___ DATA SHOWN ___

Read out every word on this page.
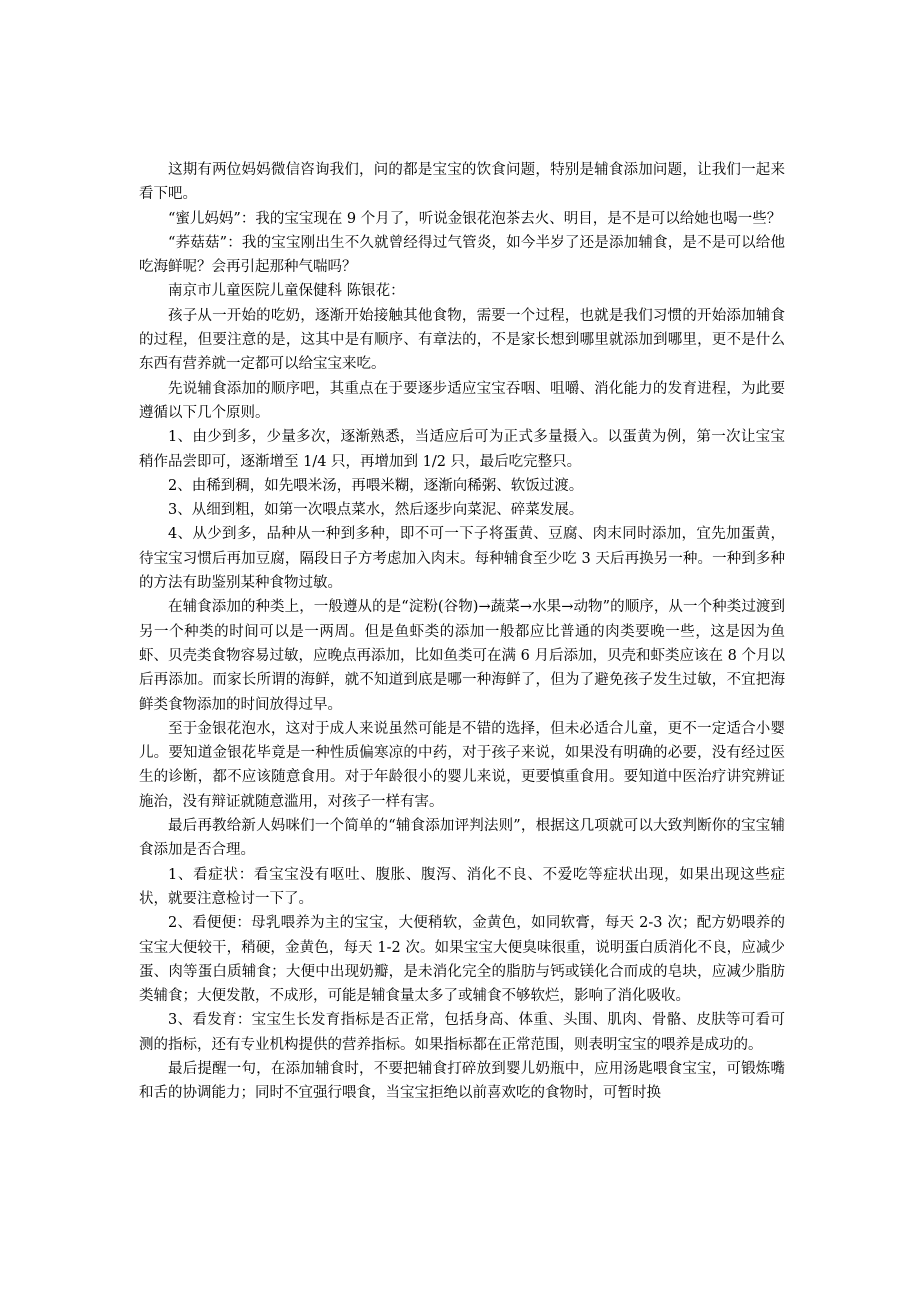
这期有两位妈妈微信咨询我们，问的都是宝宝的饮食问题，特别是辅食添加问题，让我们一起来看下吧。

“蜜儿妈妈”：我的宝宝现在 9 个月了，听说金银花泡茶去火、明目，是不是可以给她也喝一些？

“荞菇菇”：我的宝宝刚出生不久就曾经得过气管炎，如今半岁了还是添加辅食，是不是可以给他吃海鲜呢？会再引起那种气喘吗？

南京市儿童医院儿童保健科 陈银花：

孩子从一开始的吃奶，逐渐开始接触其他食物，需要一个过程，也就是我们习惯的开始添加辅食的过程，但要注意的是，这其中是有顺序、有章法的，不是家长想到哪里就添加到哪里，更不是什么东西有营养就一定都可以给宝宝来吃。

先说辅食添加的顺序吧，其重点在于要逐步适应宝宝吞咽、咀嚼、消化能力的发育进程，为此要遵循以下几个原则。

1、由少到多，少量多次，逐渐熟悉，当适应后可为正式多量摄入。以蛋黄为例，第一次让宝宝稍作品尝即可，逐渐增至 1/4 只，再增加到 1/2 只，最后吃完整只。

2、由稀到稠，如先喂米汤，再喂米糊，逐渐向稀粥、软饭过渡。

3、从细到粗，如第一次喂点菜水，然后逐步向菜泥、碎菜发展。

4、从少到多，品种从一种到多种，即不可一下子将蛋黄、豆腐、肉末同时添加，宜先加蛋黄，待宝宝习惯后再加豆腐，隔段日子方考虑加入肉末。每种辅食至少吃 3 天后再换另一种。一种到多种的方法有助鉴别某种食物过敏。

在辅食添加的种类上，一般遵从的是“淀粉(谷物)→蔬菜→水果→动物”的顺序，从一个种类过渡到另一个种类的时间可以是一两周。但是鱼虾类的添加一般都应比普通的肉类要晚一些，这是因为鱼虾、贝壳类食物容易过敏，应晚点再添加，比如鱼类可在满 6 月后添加，贝壳和虾类应该在 8 个月以后再添加。而家长所谓的海鲜，就不知道到底是哪一种海鲜了，但为了避免孩子发生过敏，不宜把海鲜类食物添加的时间放得过早。

至于金银花泡水，这对于成人来说虽然可能是不错的选择，但未必适合儿童，更不一定适合小婴儿。要知道金银花毕竟是一种性质偏寒凉的中药，对于孩子来说，如果没有明确的必要，没有经过医生的诊断，都不应该随意食用。对于年龄很小的婴儿来说，更要慎重食用。要知道中医治疗讲究辨证施治，没有辩证就随意滥用，对孩子一样有害。

最后再教给新人妈咪们一个简单的“辅食添加评判法则”，根据这几项就可以大致判断你的宝宝辅食添加是否合理。

1、看症状：看宝宝没有呕吐、腹胀、腹泻、消化不良、不爱吃等症状出现，如果出现这些症状，就要注意检讨一下了。

2、看便便：母乳喂养为主的宝宝，大便稍软，金黄色，如同软膏，每天 2-3 次；配方奶喂养的宝宝大便较干，稍硬，金黄色，每天 1-2 次。如果宝宝大便臭味很重，说明蛋白质消化不良，应减少蛋、肉等蛋白质辅食；大便中出现奶瓣，是未消化完全的脂肪与钙或镁化合而成的皂块，应减少脂肪类辅食；大便发散，不成形，可能是辅食量太多了或辅食不够软烂，影响了消化吸收。

3、看发育：宝宝生长发育指标是否正常，包括身高、体重、头围、肌肉、骨骼、皮肤等可看可测的指标，还有专业机构提供的营养指标。如果指标都在正常范围，则表明宝宝的喂养是成功的。

最后提醒一句，在添加辅食时，不要把辅食打碎放到婴儿奶瓶中，应用汤匙喂食宝宝，可锻炼嘴和舌的协调能力；同时不宜强行喂食，当宝宝拒绝以前喜欢吃的食物时，可暂时换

___

§ **WRITTEN EXERCISE**:
Every line of the data above should be quoted exactly. Omit the pictures.

§ **EXERCISE ANSWER**:
Read out every word on this page.
这期有两位妈妈微信咨询我们，问的都是宝宝的饮食问题，特别是辅食添加问题，让我们一起来看下吧。

“蜜儿妈妈”：我的宝宝现在 9 个月了，听说金银花泡茶去火、明目，是不是可以给她也喝一些？

“荞菇菇”：我的宝宝刚出生不久就曾经得过气管炎，如今半岁了还是添加辅食，是不是可以给他吃海鲜呢？会再引起那种气喘吗？

南京市儿童医院儿童保健科 陈银花：

孩子从一开始的吃奶，逐渐开始接触其他食物，需要一个过程，也就是我们习惯的开始添加辅食的过程，但要注意的是，这其中是有顺序、有章法的，不是家长想到哪里就添加到哪里，更不是什么东西有营养就一定都可以给宝宝来吃。

先说辅食添加的顺序吧，其重点在于要逐步适应宝宝吞咽、咀嚼、消化能力的发育进程，为此要遵循以下几个原则。

1、由少到多，少量多次，逐渐熟悉，当适应后可为正式多量摄入。以蛋黄为例，第一次让宝宝稍作品尝即可，逐渐增至 1/4 只，再增加到 1/2 只，最后吃完整只。

2、由稀到稠，如先喂米汤，再喂米糊，逐渐向稀粥、软饭过渡。

3、从细到粗，如第一次喂点菜水，然后逐步向菜泥、碎菜发展。

4、从少到多，品种从一种到多种，即不可一下子将蛋黄、豆腐、肉末同时添加，宜先加蛋黄，待宝宝习惯后再加豆腐，隔段日子方考虑加入肉末。每种辅食至少吃 3 天后再换另一种。一种到多种的方法有助鉴别某种食物过敏。

在辅食添加的种类上，一般遵从的是“淀粉(谷物)→蔬菜→水果→动物”的顺序，从一个种类过渡到另一个种类的时间可以是一两周。但是鱼虾类的添加一般都应比普通的肉类要晚一些，这是因为鱼虾、贝壳类食物容易过敏，应晚点再添加，比如鱼类可在满 6 月后添加，贝壳和虾类应该在 8 个月以后再添加。而家长所谓的海鲜，就不知道到底是哪一种海鲜了，但为了避免孩子发生过敏，不宜把海鲜类食物添加的时间放得过早。

至于金银花泡水，这对于成人来说虽然可能是不错的选择，但未必适合儿童，更不一定适合小婴儿。要知道金银花毕竟是一种性质偏寒凉的中药，对于孩子来说，如果没有明确的必要，没有经过医生的诊断，都不应该随意食用。对于年龄很小的婴儿来说，更要慎重食用。要知道中医治疗讲究辨证施治，没有辩证就随意滥用，对孩子一样有害。

最后再教给新人妈咪们一个简单的“辅食添加评判法则”，根据这几项就可以大致判断你的宝宝辅食添加是否合理。

1、看症状：看宝宝没有呕吐、腹胀、腹泻、消化不良、不爱吃等症状出现，如果出现这些症状，就要注意检讨一下了。

2、看便便：母乳喂养为主的宝宝，大便稍软，金黄色，如同软膏，每天 2-3 次；配方奶喂养的宝宝大便较干，稍硬，金黄色，每天 1-2 次。如果宝宝大便臭味很重，说明蛋白质消化不良，应减少蛋、肉等蛋白质辅食；大便中出现奶瓣，是未消化完全的脂肪与钙或镁化合而成的皂块，应减少脂肪类辅食；大便发散，不成形，可能是辅食量太多了或辅食不够软烂，影响了消化吸收。

3、看发育：宝宝生长发育指标是否正常，包括身高、体重、头围、肌肉、骨骼、皮肤等可看可测的指标，还有专业机构提供的营养指标。如果指标都在正常范围，则表明宝宝的喂养是成功的。

最后提醒一句，在添加辅食时，不要把辅食打碎放到婴儿奶瓶中，应用汤匙喂食宝宝，可锻炼嘴和舌的协调能力；同时不宜强行喂食，当宝宝拒绝以前喜欢吃的食物时，可暂时换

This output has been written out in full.